_Written task:_
Reproduce the material in full, unchanged.

_Data rows:_
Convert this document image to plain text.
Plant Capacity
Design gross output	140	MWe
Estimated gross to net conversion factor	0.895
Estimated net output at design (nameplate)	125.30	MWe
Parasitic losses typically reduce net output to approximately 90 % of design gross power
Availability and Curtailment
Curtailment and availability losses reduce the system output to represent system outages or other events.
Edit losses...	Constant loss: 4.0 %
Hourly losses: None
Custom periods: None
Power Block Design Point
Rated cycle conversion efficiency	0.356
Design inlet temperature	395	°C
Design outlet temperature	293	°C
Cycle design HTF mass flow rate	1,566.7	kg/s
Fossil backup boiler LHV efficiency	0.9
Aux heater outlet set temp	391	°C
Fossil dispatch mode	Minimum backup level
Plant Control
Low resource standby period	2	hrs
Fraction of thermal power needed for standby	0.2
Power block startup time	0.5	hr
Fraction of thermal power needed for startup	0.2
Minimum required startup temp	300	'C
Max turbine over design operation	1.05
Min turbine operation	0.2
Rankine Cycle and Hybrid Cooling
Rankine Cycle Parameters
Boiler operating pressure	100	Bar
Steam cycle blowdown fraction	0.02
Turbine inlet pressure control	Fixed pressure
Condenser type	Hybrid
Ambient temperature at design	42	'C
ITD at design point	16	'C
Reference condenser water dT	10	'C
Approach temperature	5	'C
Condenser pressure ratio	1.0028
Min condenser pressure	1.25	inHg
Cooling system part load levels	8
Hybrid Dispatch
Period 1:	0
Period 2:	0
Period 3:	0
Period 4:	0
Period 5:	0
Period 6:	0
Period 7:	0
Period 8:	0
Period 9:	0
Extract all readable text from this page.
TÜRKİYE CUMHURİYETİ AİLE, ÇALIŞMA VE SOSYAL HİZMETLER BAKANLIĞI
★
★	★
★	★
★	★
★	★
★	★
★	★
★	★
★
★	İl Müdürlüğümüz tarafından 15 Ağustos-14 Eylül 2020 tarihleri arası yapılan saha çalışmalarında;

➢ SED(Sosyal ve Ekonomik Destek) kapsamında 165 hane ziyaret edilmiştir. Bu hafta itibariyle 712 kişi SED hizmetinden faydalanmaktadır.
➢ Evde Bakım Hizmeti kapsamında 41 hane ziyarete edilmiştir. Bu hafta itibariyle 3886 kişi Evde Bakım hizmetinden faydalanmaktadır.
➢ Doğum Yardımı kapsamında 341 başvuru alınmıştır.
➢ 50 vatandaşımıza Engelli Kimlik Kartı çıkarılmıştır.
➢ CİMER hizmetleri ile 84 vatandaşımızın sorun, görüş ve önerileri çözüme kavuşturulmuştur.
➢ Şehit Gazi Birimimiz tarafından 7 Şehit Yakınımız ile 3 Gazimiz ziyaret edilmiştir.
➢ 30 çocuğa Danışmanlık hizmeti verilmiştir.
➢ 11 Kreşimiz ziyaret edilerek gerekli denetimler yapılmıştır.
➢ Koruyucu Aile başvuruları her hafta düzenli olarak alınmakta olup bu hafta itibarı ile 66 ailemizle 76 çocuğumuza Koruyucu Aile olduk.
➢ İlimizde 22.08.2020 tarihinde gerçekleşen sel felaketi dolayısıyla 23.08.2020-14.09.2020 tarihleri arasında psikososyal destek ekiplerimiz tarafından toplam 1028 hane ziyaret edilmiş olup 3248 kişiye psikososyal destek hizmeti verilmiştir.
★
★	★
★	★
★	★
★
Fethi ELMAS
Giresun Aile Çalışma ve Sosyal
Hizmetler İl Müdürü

_Response below:_
Convert this document image to plain text.
Plant Capacity
Design gross output	140	MWe
Estimated gross to net conversion factor	0.895
Estimated net output at design (nameplate)	125.30	MWe
Parasitic losses typically reduce net output to approximately 90 % of design gross power
Availability and Curtailment
Curtailment and availability losses reduce the system output to represent system outages or other events.
Edit losses...	Constant loss: 4.0 %
Hourly losses: None
Custom periods: None
Power Block Design Point
Rated cycle conversion efficiency	0.356
Design inlet temperature	395	°C
Design outlet temperature	293	°C
Cycle design HTF mass flow rate	1,566.7	kg/s
Fossil backup boiler LHV efficiency	0.9
Aux heater outlet set temp	391	°C
Fossil dispatch mode	Minimum backup level
Plant Control
Low resource standby period	2	hrs
Fraction of thermal power needed for standby	0.2
Power block startup time	0.5	hr
Fraction of thermal power needed for startup	0.2
Minimum required startup temp	300	'C
Max turbine over design operation	1.05
Min turbine operation	0.2
Rankine Cycle and Hybrid Cooling
Rankine Cycle Parameters
Boiler operating pressure	100	Bar
Steam cycle blowdown fraction	0.02
Turbine inlet pressure control	Fixed pressure
Condenser type	Hybrid
Ambient temperature at design	42	'C
ITD at design point	16	'C
Reference condenser water dT	10	'C
Approach temperature	5	'C
Condenser pressure ratio	1.0028
Min condenser pressure	1.25	inHg
Cooling system part load levels	8
Hybrid Dispatch
Period 1:	0
Period 2:	0
Period 3:	0
Period 4:	0
Period 5:	0
Period 6:	0
Period 7:	0
Period 8:	0
Period 9:	0
Extract all readable text from this page.
TÜRKİYE CUMHURİYETİ AİLE, ÇALIŞMA VE SOSYAL HİZMETLER BAKANLIĞI
★
★	★
★	★
★	★
★	★
★	★
★	★
★	★
★
★	İl Müdürlüğümüz tarafından 15 Ağustos-14 Eylül 2020 tarihleri arası yapılan saha çalışmalarında;

➢ SED(Sosyal ve Ekonomik Destek) kapsamında 165 hane ziyaret edilmiştir. Bu hafta itibariyle 712 kişi SED hizmetinden faydalanmaktadır.
➢ Evde Bakım Hizmeti kapsamında 41 hane ziyarete edilmiştir. Bu hafta itibariyle 3886 kişi Evde Bakım hizmetinden faydalanmaktadır.
➢ Doğum Yardımı kapsamında 341 başvuru alınmıştır.
➢ 50 vatandaşımıza Engelli Kimlik Kartı çıkarılmıştır.
➢ CİMER hizmetleri ile 84 vatandaşımızın sorun, görüş ve önerileri çözüme kavuşturulmuştur.
➢ Şehit Gazi Birimimiz tarafından 7 Şehit Yakınımız ile 3 Gazimiz ziyaret edilmiştir.
➢ 30 çocuğa Danışmanlık hizmeti verilmiştir.
➢ 11 Kreşimiz ziyaret edilerek gerekli denetimler yapılmıştır.
➢ Koruyucu Aile başvuruları her hafta düzenli olarak alınmakta olup bu hafta itibarı ile 66 ailemizle 76 çocuğumuza Koruyucu Aile olduk.
➢ İlimizde 22.08.2020 tarihinde gerçekleşen sel felaketi dolayısıyla 23.08.2020-14.09.2020 tarihleri arasında psikososyal destek ekiplerimiz tarafından toplam 1028 hane ziyaret edilmiş olup 3248 kişiye psikososyal destek hizmeti verilmiştir.
★
★	★
★	★
★	★
★
Fethi ELMAS
Giresun Aile Çalışma ve Sosyal
Hizmetler İl Müdürü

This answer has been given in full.